What this task involves =>
State only how many lines contain the string "marsh".

Given data =>
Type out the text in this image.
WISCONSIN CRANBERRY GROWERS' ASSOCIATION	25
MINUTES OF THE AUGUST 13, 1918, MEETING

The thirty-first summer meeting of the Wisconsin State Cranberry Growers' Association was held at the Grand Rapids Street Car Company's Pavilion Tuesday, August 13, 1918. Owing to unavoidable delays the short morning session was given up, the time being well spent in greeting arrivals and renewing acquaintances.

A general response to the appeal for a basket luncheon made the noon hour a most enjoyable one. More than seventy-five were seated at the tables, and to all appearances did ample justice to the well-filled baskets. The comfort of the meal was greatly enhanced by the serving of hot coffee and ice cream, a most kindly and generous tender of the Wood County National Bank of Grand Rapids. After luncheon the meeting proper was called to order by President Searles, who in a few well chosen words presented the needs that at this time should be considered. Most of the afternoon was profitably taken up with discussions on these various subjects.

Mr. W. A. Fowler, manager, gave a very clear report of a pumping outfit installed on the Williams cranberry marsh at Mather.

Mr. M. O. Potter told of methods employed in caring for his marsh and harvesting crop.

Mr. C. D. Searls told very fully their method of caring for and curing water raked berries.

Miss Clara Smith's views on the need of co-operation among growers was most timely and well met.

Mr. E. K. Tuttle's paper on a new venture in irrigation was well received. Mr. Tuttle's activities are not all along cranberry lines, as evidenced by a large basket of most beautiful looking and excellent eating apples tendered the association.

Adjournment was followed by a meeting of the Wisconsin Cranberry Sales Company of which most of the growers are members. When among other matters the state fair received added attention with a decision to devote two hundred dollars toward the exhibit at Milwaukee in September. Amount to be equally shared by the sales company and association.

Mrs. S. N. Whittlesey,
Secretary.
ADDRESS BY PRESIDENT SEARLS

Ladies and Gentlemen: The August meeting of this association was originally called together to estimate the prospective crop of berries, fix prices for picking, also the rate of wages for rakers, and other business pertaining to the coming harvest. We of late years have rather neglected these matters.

Result of this task =>
2